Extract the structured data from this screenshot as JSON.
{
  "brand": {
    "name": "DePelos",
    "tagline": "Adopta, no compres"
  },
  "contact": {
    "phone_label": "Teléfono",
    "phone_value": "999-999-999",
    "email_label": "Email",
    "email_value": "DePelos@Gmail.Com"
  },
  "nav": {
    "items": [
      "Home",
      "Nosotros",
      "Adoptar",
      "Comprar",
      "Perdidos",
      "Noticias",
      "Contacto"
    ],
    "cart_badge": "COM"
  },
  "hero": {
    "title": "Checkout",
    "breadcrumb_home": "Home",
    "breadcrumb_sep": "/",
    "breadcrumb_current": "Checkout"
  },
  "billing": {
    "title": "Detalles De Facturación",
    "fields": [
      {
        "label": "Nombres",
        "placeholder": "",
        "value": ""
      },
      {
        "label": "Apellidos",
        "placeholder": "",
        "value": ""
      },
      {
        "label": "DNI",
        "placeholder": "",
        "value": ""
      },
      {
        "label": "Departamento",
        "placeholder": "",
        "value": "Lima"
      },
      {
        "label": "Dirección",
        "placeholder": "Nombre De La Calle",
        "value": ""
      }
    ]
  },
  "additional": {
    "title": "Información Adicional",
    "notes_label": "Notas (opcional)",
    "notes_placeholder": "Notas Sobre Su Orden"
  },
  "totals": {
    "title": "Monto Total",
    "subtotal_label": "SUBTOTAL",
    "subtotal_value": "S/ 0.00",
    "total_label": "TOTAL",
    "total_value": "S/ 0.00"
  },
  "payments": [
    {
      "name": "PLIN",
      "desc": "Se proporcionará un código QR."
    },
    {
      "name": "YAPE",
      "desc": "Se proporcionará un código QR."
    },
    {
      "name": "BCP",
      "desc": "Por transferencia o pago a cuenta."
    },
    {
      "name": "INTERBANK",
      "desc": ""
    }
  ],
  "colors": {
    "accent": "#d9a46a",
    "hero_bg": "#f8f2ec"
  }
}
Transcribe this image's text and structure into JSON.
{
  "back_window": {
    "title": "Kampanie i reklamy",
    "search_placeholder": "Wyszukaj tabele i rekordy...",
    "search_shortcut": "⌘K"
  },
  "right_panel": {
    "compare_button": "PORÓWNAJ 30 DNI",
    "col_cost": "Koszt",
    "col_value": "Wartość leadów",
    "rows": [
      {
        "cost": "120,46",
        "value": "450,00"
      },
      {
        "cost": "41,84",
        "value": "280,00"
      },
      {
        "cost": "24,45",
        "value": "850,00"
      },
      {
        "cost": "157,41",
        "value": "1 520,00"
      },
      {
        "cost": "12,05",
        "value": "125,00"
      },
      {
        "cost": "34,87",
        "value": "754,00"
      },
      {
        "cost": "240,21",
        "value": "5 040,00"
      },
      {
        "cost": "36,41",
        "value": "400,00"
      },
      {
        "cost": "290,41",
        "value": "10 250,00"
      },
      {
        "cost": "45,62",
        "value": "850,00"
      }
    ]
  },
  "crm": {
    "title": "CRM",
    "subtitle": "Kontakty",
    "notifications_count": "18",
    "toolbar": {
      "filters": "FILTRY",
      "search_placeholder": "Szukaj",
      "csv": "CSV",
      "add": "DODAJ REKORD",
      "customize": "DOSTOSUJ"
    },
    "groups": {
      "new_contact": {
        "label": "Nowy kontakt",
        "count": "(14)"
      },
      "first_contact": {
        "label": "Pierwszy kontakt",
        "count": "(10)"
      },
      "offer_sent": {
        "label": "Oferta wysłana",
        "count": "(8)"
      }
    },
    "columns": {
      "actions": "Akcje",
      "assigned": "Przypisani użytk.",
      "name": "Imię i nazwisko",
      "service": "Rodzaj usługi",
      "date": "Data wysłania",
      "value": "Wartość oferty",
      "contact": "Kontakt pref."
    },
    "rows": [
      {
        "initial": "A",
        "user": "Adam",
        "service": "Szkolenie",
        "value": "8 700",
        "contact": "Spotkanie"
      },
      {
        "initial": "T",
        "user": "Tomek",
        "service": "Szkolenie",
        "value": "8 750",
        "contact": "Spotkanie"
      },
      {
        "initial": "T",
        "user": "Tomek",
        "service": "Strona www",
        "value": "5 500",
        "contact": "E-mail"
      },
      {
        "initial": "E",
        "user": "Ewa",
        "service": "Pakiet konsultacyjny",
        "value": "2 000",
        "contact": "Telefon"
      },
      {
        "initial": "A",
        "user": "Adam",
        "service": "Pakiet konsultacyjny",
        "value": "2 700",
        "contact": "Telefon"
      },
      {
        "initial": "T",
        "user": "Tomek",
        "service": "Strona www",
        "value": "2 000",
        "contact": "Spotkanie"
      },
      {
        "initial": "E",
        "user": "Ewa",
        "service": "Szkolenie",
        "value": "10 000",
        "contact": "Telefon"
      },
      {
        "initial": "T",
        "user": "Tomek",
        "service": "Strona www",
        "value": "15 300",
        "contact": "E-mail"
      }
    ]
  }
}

» **To be done**
Using the listing above, retype each line exactly.

» **Complete output**
Extract the structured data from this screenshot as JSON.
{
  "brand": {
    "name": "DePelos",
    "tagline": "Adopta, no compres"
  },
  "contact": {
    "phone_label": "Teléfono",
    "phone_value": "999-999-999",
    "email_label": "Email",
    "email_value": "DePelos@Gmail.Com"
  },
  "nav": {
    "items": [
      "Home",
      "Nosotros",
      "Adoptar",
      "Comprar",
      "Perdidos",
      "Noticias",
      "Contacto"
    ],
    "cart_badge": "COM"
  },
  "hero": {
    "title": "Checkout",
    "breadcrumb_home": "Home",
    "breadcrumb_sep": "/",
    "breadcrumb_current": "Checkout"
  },
  "billing": {
    "title": "Detalles De Facturación",
    "fields": [
      {
        "label": "Nombres",
        "placeholder": "",
        "value": ""
      },
      {
        "label": "Apellidos",
        "placeholder": "",
        "value": ""
      },
      {
        "label": "DNI",
        "placeholder": "",
        "value": ""
      },
      {
        "label": "Departamento",
        "placeholder": "",
        "value": "Lima"
      },
      {
        "label": "Dirección",
        "placeholder": "Nombre De La Calle",
        "value": ""
      }
    ]
  },
  "additional": {
    "title": "Información Adicional",
    "notes_label": "Notas (opcional)",
    "notes_placeholder": "Notas Sobre Su Orden"
  },
  "totals": {
    "title": "Monto Total",
    "subtotal_label": "SUBTOTAL",
    "subtotal_value": "S/ 0.00",
    "total_label": "TOTAL",
    "total_value": "S/ 0.00"
  },
  "payments": [
    {
      "name": "PLIN",
      "desc": "Se proporcionará un código QR."
    },
    {
      "name": "YAPE",
      "desc": "Se proporcionará un código QR."
    },
    {
      "name": "BCP",
      "desc": "Por transferencia o pago a cuenta."
    },
    {
      "name": "INTERBANK",
      "desc": ""
    }
  ],
  "colors": {
    "accent": "#d9a46a",
    "hero_bg": "#f8f2ec"
  }
}
Transcribe this image's text and structure into JSON.
{
  "back_window": {
    "title": "Kampanie i reklamy",
    "search_placeholder": "Wyszukaj tabele i rekordy...",
    "search_shortcut": "⌘K"
  },
  "right_panel": {
    "compare_button": "PORÓWNAJ 30 DNI",
    "col_cost": "Koszt",
    "col_value": "Wartość leadów",
    "rows": [
      {
        "cost": "120,46",
        "value": "450,00"
      },
      {
        "cost": "41,84",
        "value": "280,00"
      },
      {
        "cost": "24,45",
        "value": "850,00"
      },
      {
        "cost": "157,41",
        "value": "1 520,00"
      },
      {
        "cost": "12,05",
        "value": "125,00"
      },
      {
        "cost": "34,87",
        "value": "754,00"
      },
      {
        "cost": "240,21",
        "value": "5 040,00"
      },
      {
        "cost": "36,41",
        "value": "400,00"
      },
      {
        "cost": "290,41",
        "value": "10 250,00"
      },
      {
        "cost": "45,62",
        "value": "850,00"
      }
    ]
  },
  "crm": {
    "title": "CRM",
    "subtitle": "Kontakty",
    "notifications_count": "18",
    "toolbar": {
      "filters": "FILTRY",
      "search_placeholder": "Szukaj",
      "csv": "CSV",
      "add": "DODAJ REKORD",
      "customize": "DOSTOSUJ"
    },
    "groups": {
      "new_contact": {
        "label": "Nowy kontakt",
        "count": "(14)"
      },
      "first_contact": {
        "label": "Pierwszy kontakt",
        "count": "(10)"
      },
      "offer_sent": {
        "label": "Oferta wysłana",
        "count": "(8)"
      }
    },
    "columns": {
      "actions": "Akcje",
      "assigned": "Przypisani użytk.",
      "name": "Imię i nazwisko",
      "service": "Rodzaj usługi",
      "date": "Data wysłania",
      "value": "Wartość oferty",
      "contact": "Kontakt pref."
    },
    "rows": [
      {
        "initial": "A",
        "user": "Adam",
        "service": "Szkolenie",
        "value": "8 700",
        "contact": "Spotkanie"
      },
      {
        "initial": "T",
        "user": "Tomek",
        "service": "Szkolenie",
        "value": "8 750",
        "contact": "Spotkanie"
      },
      {
        "initial": "T",
        "user": "Tomek",
        "service": "Strona www",
        "value": "5 500",
        "contact": "E-mail"
      },
      {
        "initial": "E",
        "user": "Ewa",
        "service": "Pakiet konsultacyjny",
        "value": "2 000",
        "contact": "Telefon"
      },
      {
        "initial": "A",
        "user": "Adam",
        "service": "Pakiet konsultacyjny",
        "value": "2 700",
        "contact": "Telefon"
      },
      {
        "initial": "T",
        "user": "Tomek",
        "service": "Strona www",
        "value": "2 000",
        "contact": "Spotkanie"
      },
      {
        "initial": "E",
        "user": "Ewa",
        "service": "Szkolenie",
        "value": "10 000",
        "contact": "Telefon"
      },
      {
        "initial": "T",
        "user": "Tomek",
        "service": "Strona www",
        "value": "15 300",
        "contact": "E-mail"
      }
    ]
  }
}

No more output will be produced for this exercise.